◆ **RECORDS FOR THE TASK**:
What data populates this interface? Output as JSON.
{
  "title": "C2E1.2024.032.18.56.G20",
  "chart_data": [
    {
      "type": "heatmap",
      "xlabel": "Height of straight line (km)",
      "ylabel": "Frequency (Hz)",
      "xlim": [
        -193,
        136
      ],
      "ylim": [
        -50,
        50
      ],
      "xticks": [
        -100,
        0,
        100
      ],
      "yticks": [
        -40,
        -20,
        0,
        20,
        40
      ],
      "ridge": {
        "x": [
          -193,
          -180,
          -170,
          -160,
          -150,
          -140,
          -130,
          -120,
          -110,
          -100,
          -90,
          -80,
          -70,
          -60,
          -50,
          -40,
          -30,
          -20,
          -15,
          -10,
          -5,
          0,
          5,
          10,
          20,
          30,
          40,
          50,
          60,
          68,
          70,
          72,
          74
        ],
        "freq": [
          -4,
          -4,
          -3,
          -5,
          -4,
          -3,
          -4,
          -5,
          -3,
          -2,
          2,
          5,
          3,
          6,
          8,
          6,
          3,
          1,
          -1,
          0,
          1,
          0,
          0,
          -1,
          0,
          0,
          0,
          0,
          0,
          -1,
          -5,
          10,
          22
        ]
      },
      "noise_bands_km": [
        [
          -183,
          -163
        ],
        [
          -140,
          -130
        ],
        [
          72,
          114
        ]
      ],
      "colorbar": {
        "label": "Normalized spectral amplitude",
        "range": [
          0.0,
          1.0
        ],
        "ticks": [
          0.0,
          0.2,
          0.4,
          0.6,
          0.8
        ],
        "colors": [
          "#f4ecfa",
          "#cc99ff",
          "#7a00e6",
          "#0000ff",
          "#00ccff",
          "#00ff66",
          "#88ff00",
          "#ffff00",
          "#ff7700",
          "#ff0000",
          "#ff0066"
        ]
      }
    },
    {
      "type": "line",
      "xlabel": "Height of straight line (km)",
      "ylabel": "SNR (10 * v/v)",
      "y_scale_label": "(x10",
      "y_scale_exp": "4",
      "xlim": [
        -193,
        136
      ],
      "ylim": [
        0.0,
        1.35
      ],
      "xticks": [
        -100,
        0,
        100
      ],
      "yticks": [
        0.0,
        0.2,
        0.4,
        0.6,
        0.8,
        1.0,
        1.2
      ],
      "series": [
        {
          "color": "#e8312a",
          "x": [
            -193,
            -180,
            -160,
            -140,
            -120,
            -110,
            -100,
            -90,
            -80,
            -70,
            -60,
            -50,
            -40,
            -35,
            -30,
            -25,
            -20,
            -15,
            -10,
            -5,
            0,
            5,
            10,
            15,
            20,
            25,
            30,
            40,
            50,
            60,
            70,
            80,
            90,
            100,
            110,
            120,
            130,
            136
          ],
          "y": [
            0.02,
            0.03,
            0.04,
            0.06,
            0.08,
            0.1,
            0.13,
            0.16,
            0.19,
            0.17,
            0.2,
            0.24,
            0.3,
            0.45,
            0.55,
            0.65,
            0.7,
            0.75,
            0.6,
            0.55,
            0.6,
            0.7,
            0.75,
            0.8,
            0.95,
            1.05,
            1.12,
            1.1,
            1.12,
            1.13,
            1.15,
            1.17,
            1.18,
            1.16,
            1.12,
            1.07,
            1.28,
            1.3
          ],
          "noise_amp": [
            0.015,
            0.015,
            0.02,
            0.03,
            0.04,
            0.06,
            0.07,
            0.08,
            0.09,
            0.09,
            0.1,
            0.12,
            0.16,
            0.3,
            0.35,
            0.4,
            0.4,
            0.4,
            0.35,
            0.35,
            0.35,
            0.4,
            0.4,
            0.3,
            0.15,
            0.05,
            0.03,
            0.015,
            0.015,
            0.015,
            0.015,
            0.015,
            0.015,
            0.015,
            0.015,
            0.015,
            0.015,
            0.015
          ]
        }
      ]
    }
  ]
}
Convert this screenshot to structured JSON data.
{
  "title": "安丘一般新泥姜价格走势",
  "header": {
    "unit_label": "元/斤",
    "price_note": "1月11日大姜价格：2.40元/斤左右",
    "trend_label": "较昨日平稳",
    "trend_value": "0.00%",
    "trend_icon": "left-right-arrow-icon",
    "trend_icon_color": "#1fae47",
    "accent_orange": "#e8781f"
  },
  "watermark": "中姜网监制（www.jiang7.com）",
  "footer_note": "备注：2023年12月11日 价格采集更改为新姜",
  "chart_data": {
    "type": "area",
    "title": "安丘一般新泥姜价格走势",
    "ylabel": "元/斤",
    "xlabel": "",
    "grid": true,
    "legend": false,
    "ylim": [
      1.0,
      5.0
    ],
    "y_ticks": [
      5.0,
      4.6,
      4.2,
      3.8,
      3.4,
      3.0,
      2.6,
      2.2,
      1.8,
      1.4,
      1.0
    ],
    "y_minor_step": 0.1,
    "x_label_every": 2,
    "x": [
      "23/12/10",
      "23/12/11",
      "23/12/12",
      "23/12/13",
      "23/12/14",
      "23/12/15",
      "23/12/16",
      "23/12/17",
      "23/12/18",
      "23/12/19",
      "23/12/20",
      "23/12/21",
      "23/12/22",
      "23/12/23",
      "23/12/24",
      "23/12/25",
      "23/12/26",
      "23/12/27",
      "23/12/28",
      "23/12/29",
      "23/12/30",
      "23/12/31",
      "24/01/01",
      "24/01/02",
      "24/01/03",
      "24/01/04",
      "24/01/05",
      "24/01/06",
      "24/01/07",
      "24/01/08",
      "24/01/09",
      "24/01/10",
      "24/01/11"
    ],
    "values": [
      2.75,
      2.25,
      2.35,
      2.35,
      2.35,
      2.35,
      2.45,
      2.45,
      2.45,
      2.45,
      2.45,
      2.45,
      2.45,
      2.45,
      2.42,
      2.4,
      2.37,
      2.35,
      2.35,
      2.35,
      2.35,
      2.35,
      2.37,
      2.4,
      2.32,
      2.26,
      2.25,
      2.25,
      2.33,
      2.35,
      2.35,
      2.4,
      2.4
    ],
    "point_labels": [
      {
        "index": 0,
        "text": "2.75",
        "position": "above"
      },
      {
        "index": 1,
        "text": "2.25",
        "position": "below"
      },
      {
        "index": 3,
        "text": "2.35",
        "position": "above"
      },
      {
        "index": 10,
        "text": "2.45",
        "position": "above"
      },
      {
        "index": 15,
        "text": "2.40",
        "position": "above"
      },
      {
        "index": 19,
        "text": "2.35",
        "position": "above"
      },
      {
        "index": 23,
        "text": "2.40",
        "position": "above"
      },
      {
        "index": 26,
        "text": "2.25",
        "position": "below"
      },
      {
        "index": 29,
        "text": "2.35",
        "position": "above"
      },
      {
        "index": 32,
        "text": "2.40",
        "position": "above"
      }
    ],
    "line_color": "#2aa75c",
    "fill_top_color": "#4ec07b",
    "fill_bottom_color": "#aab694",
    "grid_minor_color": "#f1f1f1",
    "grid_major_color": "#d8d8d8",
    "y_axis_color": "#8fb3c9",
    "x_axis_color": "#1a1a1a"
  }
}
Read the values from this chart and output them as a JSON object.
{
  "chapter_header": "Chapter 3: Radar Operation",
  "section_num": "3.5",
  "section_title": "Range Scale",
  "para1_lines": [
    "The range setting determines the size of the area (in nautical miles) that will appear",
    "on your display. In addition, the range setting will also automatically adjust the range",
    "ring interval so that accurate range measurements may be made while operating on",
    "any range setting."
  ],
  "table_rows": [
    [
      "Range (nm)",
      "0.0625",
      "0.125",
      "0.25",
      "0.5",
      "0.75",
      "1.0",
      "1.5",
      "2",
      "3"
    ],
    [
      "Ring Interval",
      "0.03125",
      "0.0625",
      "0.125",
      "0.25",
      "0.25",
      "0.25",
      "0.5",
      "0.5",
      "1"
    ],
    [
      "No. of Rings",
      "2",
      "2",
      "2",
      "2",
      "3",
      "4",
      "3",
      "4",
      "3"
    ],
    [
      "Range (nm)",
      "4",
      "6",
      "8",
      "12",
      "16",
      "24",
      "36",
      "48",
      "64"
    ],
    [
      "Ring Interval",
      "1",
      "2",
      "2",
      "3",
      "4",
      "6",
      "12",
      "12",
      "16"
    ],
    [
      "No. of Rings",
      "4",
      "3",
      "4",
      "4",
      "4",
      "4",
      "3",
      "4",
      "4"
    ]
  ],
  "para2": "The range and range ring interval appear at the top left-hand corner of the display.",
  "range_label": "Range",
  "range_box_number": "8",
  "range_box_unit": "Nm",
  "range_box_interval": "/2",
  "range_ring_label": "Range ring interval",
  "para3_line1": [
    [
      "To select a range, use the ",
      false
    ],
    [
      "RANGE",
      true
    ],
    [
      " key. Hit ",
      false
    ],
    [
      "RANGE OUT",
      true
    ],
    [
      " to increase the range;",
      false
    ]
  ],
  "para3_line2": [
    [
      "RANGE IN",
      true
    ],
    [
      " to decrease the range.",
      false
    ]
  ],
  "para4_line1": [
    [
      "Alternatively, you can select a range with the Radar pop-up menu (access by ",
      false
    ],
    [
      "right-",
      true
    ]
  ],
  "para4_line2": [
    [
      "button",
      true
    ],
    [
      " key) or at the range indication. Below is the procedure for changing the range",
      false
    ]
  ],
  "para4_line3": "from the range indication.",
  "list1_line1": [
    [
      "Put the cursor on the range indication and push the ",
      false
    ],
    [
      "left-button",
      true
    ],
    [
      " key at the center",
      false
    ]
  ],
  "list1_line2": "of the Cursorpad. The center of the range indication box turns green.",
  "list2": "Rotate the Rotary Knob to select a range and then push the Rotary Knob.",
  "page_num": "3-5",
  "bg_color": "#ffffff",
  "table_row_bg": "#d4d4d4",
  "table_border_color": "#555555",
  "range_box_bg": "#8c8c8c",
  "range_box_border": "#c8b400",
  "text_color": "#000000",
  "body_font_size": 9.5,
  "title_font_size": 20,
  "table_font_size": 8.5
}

◆ **AIM**:
Every line that holds the string "indication" should be returned.

◆ **IN RESPONSE**:
      " key) or at the range indication. Below is the procedure for changing the range",
  "para4_line3": "from the range indication.",
      "Put the cursor on the range indication and push the ",
  "list1_line2": "of the Cursorpad. The center of the range indication box turns green.",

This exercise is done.